[Stored records]
**********
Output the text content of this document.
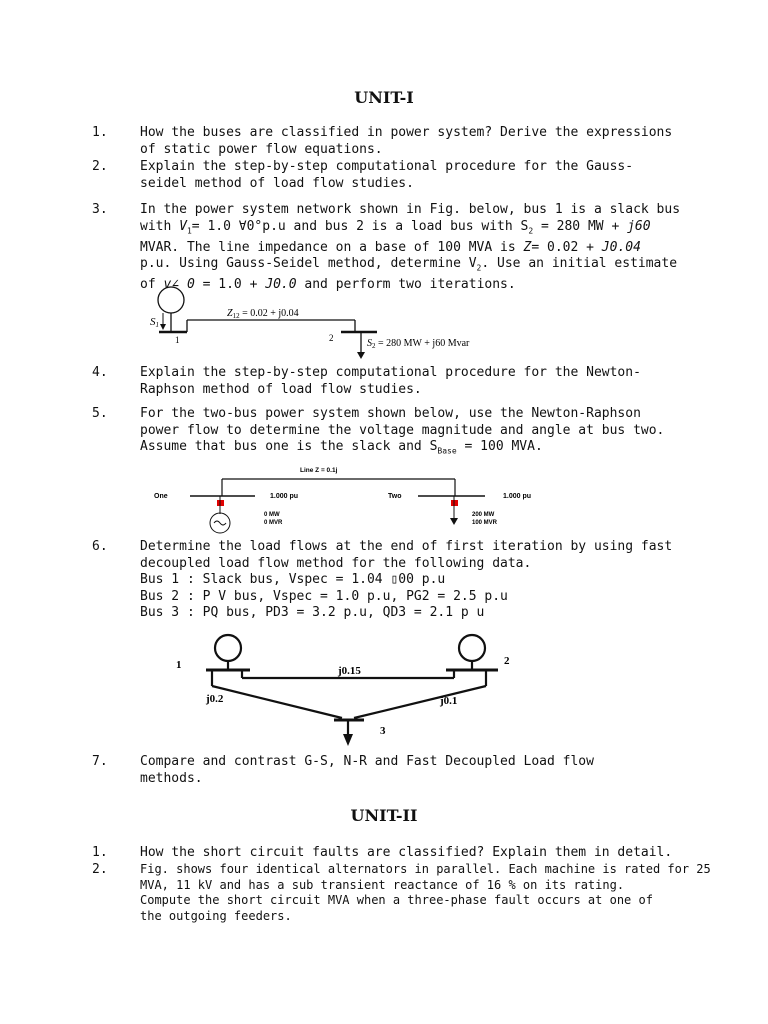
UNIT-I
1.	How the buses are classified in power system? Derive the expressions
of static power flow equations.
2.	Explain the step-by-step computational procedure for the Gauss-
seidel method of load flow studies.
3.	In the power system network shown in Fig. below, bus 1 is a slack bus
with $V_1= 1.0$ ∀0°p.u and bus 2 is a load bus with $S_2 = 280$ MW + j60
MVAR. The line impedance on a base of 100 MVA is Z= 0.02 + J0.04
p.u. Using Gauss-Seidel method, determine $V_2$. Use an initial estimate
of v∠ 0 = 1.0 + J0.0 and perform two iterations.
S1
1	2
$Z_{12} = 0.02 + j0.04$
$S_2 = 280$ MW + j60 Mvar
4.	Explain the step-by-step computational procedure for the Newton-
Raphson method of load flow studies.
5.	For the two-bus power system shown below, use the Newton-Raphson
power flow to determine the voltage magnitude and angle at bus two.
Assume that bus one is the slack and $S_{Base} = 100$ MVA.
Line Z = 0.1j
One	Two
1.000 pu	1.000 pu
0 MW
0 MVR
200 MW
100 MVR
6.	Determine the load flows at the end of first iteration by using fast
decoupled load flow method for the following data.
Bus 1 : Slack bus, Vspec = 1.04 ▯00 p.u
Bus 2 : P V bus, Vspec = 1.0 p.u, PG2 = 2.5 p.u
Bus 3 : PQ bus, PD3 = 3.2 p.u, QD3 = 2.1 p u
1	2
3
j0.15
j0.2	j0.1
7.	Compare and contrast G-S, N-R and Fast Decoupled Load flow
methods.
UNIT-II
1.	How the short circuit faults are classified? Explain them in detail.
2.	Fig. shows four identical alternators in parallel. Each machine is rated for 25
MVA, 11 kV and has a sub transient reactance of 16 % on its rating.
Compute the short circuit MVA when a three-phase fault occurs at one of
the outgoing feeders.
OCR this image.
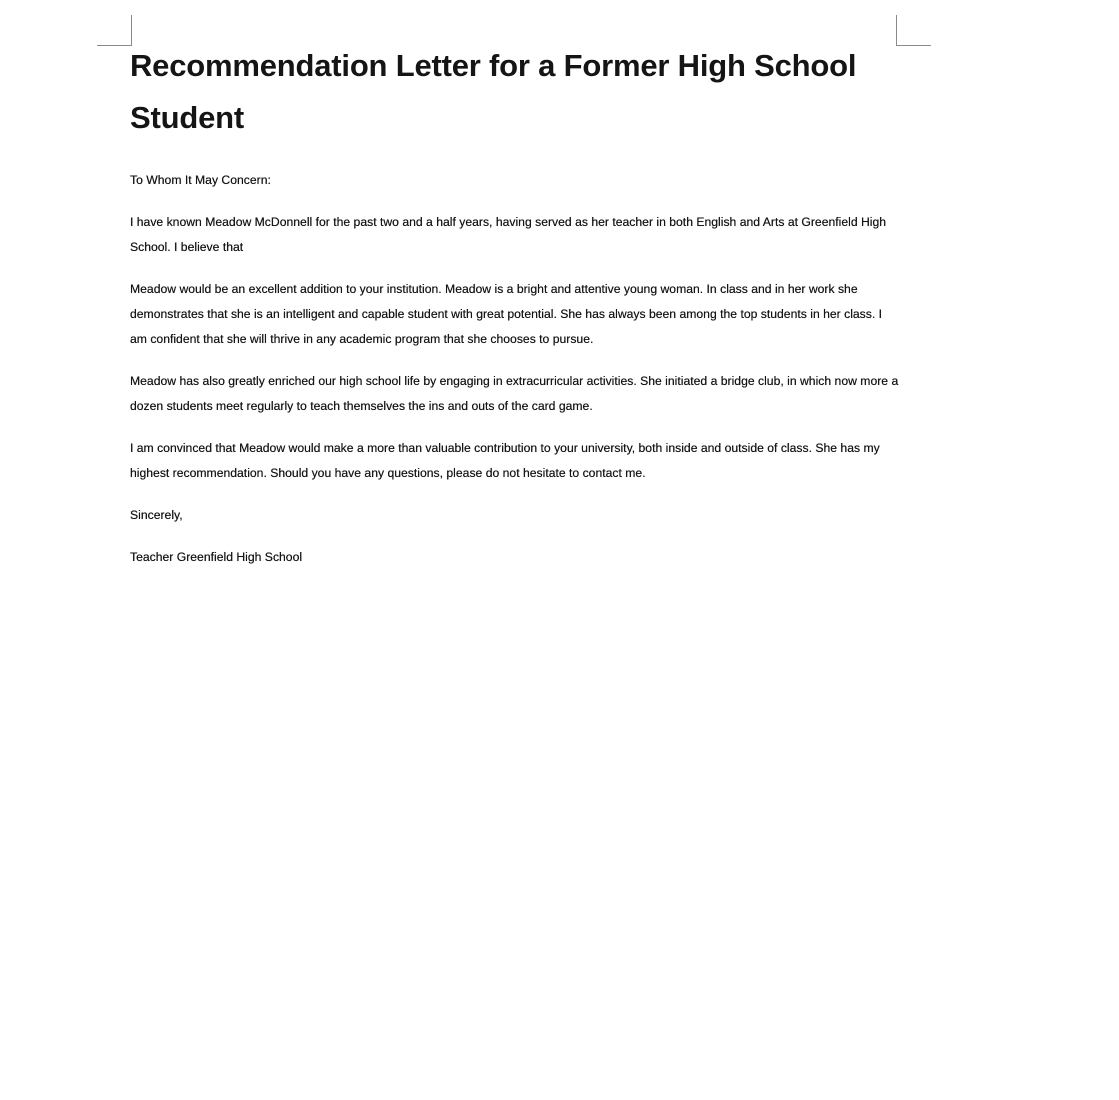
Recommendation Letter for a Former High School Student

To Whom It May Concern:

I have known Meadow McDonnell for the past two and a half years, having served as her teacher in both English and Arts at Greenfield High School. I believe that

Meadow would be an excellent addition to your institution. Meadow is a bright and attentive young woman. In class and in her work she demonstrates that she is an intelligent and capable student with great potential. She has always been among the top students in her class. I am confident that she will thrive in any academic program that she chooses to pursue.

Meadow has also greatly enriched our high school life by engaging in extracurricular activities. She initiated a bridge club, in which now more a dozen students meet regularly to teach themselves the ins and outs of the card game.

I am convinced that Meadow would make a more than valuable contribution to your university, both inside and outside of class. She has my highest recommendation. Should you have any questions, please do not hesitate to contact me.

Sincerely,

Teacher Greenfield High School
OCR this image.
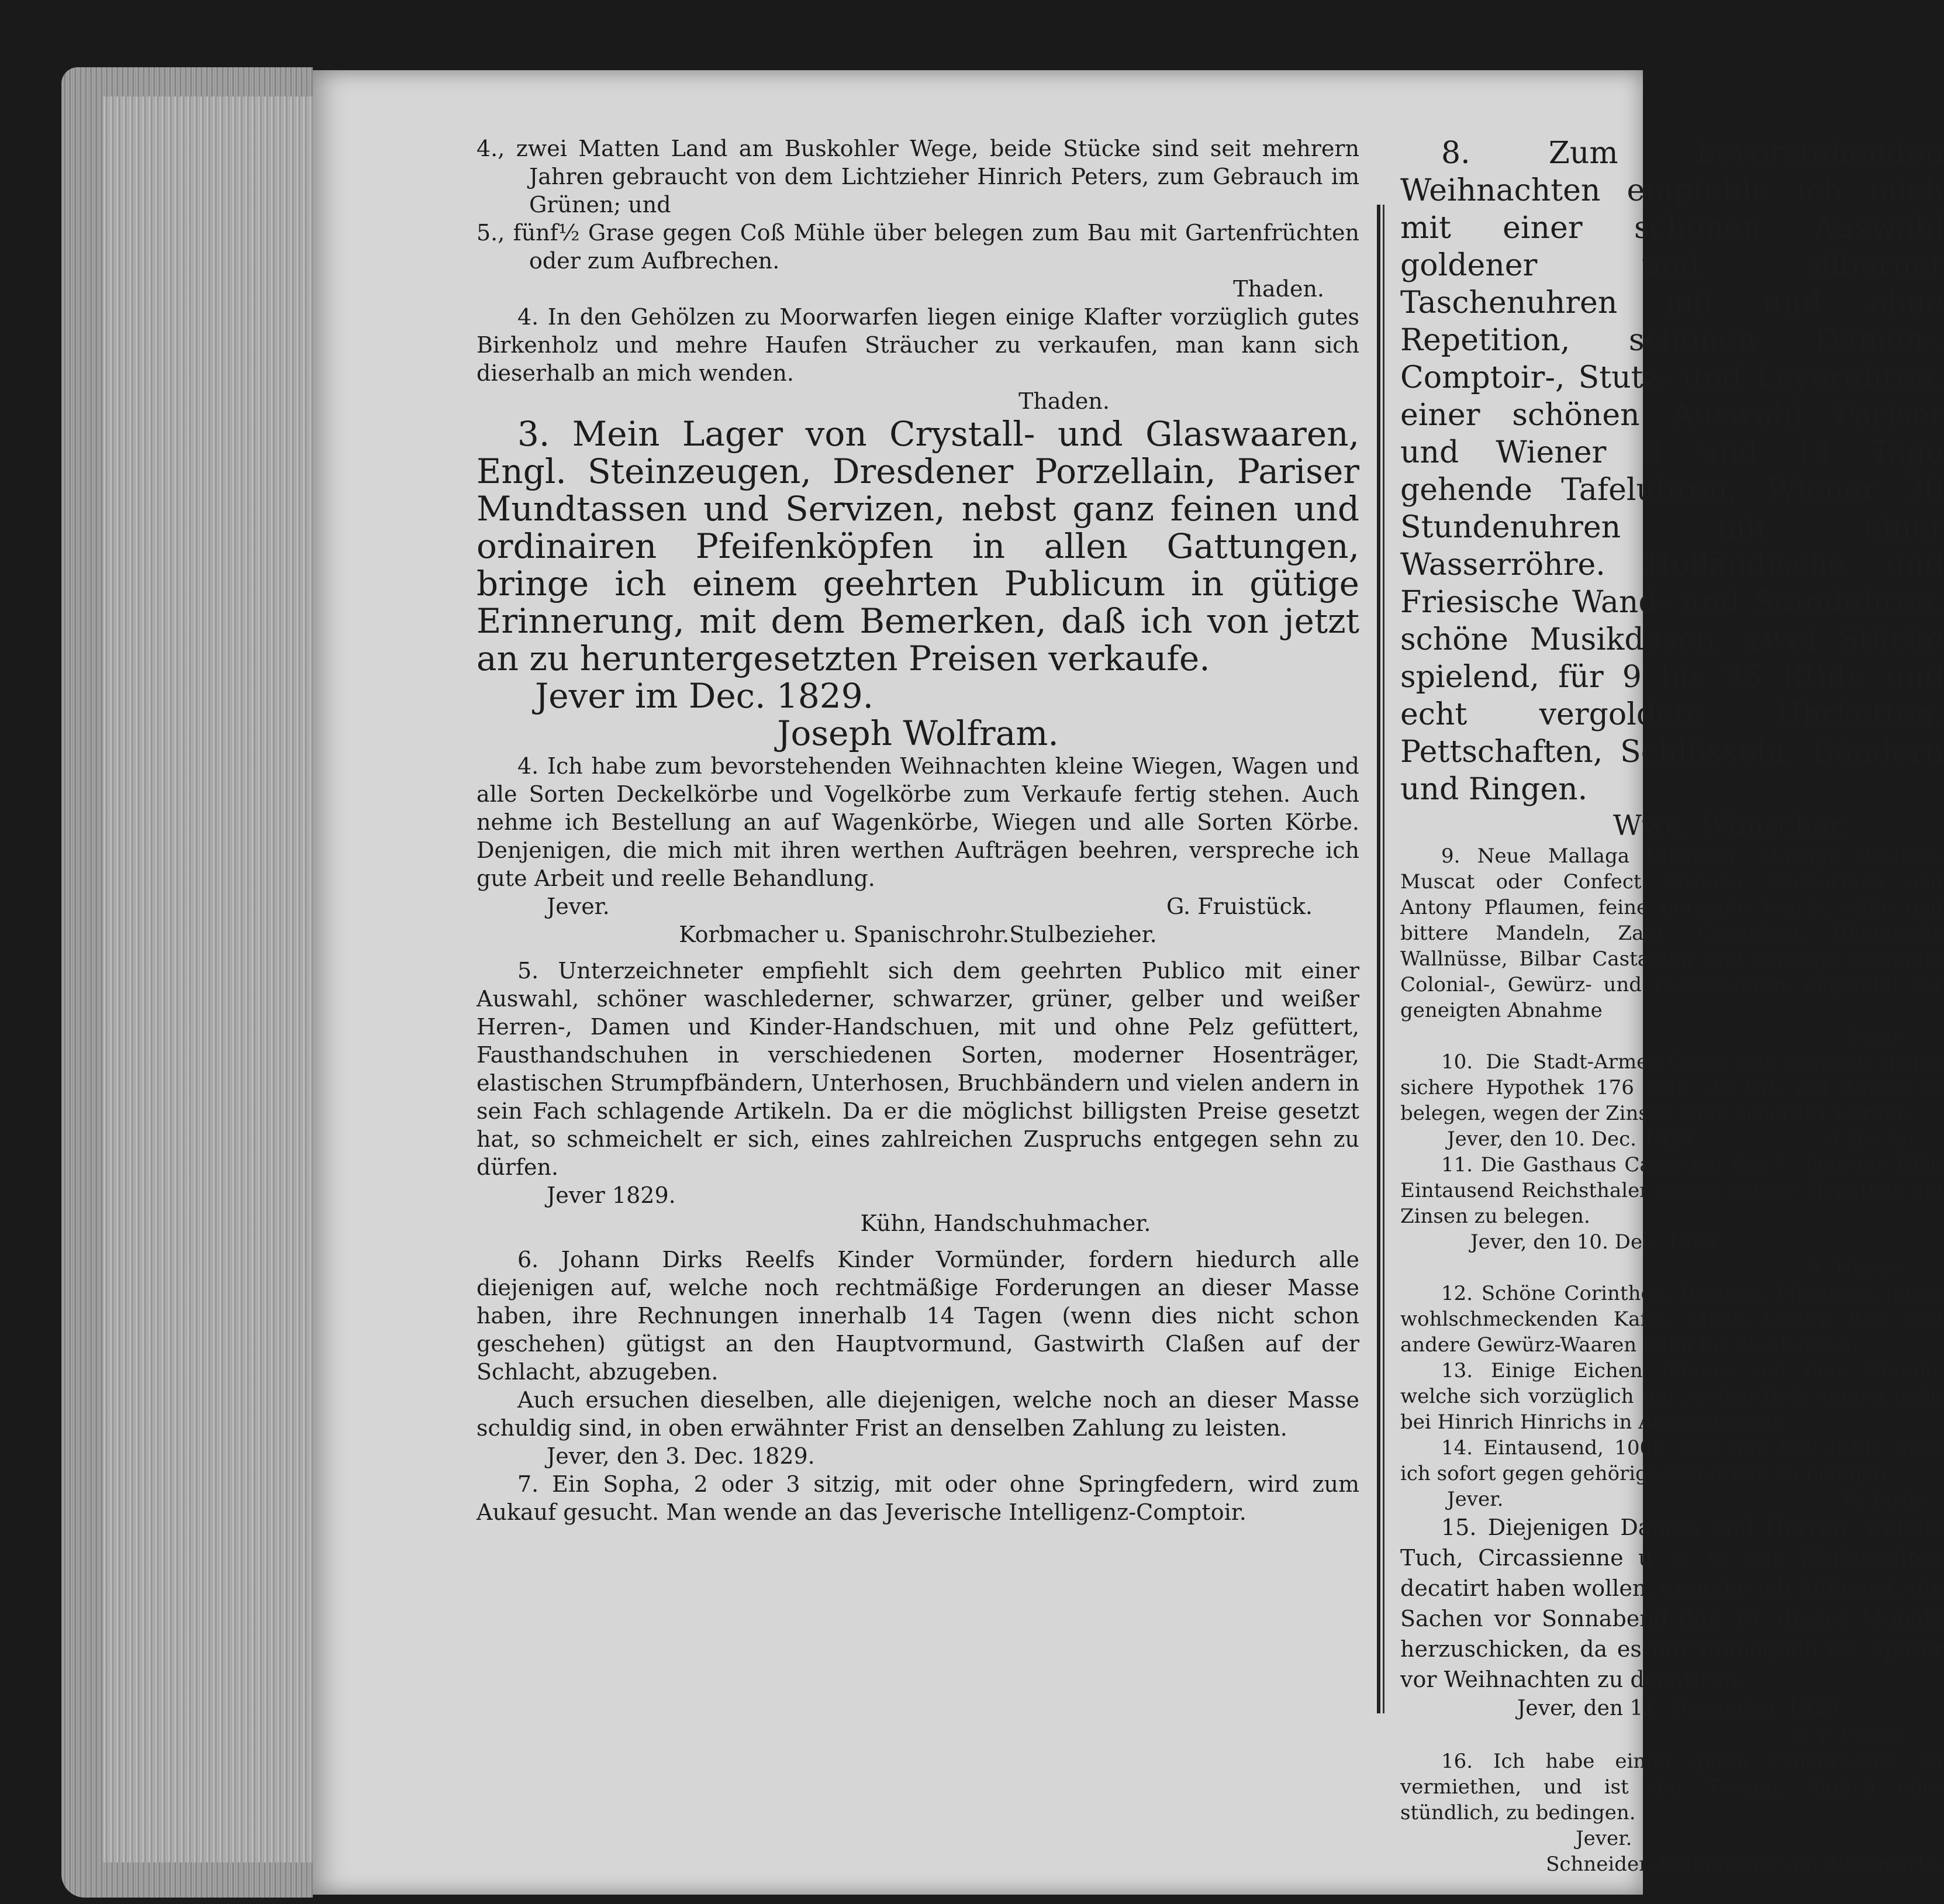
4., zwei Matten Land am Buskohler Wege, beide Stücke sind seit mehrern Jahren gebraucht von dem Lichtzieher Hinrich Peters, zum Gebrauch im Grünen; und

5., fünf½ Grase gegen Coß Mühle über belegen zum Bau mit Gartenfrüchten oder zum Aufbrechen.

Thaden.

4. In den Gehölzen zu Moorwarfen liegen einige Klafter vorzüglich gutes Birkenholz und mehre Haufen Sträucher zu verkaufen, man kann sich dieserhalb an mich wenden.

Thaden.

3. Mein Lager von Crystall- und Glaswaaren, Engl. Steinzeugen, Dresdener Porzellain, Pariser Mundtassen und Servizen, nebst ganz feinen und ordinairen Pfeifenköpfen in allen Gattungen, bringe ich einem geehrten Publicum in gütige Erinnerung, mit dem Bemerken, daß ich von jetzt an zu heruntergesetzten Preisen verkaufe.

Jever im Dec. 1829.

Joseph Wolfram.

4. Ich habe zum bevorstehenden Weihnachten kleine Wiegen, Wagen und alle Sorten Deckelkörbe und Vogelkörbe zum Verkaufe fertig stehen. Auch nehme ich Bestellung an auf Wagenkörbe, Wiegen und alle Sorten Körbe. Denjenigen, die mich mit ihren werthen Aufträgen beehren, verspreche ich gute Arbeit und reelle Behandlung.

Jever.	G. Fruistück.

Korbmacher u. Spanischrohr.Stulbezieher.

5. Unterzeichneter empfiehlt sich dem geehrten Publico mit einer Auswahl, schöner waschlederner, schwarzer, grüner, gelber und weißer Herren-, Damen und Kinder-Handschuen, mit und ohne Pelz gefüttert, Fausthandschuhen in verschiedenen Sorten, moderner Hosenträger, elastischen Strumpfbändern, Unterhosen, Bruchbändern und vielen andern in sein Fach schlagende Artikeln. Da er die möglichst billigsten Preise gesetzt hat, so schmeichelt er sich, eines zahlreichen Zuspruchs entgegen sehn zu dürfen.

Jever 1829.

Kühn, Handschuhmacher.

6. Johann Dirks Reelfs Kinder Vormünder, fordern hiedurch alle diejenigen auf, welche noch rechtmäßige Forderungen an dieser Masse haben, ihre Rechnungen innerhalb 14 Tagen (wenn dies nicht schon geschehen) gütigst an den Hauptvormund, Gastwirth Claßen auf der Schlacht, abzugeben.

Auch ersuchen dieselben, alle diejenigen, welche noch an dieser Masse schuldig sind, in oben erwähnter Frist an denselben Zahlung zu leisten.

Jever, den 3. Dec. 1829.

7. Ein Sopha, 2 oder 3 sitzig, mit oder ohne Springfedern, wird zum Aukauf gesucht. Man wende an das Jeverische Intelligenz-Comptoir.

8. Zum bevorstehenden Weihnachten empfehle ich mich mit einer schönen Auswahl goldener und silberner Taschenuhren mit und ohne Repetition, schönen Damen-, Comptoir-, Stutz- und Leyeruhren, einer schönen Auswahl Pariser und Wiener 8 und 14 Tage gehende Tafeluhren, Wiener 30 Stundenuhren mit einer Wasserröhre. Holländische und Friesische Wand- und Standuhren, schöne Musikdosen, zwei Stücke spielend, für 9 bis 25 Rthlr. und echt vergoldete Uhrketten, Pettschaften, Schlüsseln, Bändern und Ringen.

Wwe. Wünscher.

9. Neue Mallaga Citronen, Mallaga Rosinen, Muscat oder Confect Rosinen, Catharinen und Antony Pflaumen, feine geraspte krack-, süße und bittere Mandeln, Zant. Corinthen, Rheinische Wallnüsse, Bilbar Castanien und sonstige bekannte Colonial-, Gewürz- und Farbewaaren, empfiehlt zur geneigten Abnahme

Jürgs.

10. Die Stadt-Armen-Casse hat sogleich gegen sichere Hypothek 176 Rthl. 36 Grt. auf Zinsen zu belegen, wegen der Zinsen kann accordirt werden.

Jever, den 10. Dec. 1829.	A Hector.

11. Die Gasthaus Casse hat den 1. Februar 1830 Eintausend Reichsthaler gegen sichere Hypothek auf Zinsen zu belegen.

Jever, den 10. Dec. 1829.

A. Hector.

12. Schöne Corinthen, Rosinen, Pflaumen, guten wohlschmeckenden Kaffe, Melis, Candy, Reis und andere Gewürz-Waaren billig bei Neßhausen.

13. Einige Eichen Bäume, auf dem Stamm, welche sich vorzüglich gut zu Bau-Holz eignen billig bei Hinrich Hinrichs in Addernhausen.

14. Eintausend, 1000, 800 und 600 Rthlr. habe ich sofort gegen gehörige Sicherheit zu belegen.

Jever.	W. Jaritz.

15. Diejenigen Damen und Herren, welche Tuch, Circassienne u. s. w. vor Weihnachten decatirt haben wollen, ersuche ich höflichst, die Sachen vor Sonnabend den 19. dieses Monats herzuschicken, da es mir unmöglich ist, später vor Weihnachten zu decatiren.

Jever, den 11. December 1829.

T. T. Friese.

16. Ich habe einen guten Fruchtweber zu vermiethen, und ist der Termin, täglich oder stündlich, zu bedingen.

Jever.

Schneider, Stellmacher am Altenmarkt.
**********
## BRIEF
From the data above, copy each line that holds "Stücke".

## TASK OUTPUT
4., zwei Matten Land am Buskohler Wege, beide Stücke sind seit mehrern Jahren gebraucht von dem Lichtzieher Hinrich Peters, zum Gebrauch im Grünen; und
8. Zum bevorstehenden Weihnachten empfehle ich mich mit einer schönen Auswahl goldener und silberner Taschenuhren mit und ohne Repetition, schönen Damen-, Comptoir-, Stutz- und Leyeruhren, einer schönen Auswahl Pariser und Wiener 8 und 14 Tage gehende Tafeluhren, Wiener 30 Stundenuhren mit einer Wasserröhre. Holländische und Friesische Wand- und Standuhren, schöne Musikdosen, zwei Stücke spielend, für 9 bis 25 Rthlr. und echt vergoldete Uhrketten, Pettschaften, Schlüsseln, Bändern und Ringen.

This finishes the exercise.